[START OF Material for the task]
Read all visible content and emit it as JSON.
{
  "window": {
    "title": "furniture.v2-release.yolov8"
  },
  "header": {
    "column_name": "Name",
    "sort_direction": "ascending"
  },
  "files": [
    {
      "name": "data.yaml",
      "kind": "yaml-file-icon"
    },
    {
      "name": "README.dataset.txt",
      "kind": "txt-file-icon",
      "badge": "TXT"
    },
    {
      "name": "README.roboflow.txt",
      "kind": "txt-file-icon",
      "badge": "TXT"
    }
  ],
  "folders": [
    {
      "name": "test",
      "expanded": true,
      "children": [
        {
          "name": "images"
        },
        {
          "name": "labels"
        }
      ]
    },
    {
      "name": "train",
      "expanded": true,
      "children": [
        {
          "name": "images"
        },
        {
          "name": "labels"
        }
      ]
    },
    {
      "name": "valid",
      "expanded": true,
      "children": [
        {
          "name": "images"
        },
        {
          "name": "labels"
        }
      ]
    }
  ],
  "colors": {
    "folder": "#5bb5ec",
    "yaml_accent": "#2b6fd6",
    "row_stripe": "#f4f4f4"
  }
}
[END OF Material for the task]
**Problem details**
Reproduce every record, matching each line exactly.

**Complete response**
Read all visible content and emit it as JSON.
{
  "window": {
    "title": "furniture.v2-release.yolov8"
  },
  "header": {
    "column_name": "Name",
    "sort_direction": "ascending"
  },
  "files": [
    {
      "name": "data.yaml",
      "kind": "yaml-file-icon"
    },
    {
      "name": "README.dataset.txt",
      "kind": "txt-file-icon",
      "badge": "TXT"
    },
    {
      "name": "README.roboflow.txt",
      "kind": "txt-file-icon",
      "badge": "TXT"
    }
  ],
  "folders": [
    {
      "name": "test",
      "expanded": true,
      "children": [
        {
          "name": "images"
        },
        {
          "name": "labels"
        }
      ]
    },
    {
      "name": "train",
      "expanded": true,
      "children": [
        {
          "name": "images"
        },
        {
          "name": "labels"
        }
      ]
    },
    {
      "name": "valid",
      "expanded": true,
      "children": [
        {
          "name": "images"
        },
        {
          "name": "labels"
        }
      ]
    }
  ],
  "colors": {
    "folder": "#5bb5ec",
    "yaml_accent": "#2b6fd6",
    "row_stripe": "#f4f4f4"
  }
}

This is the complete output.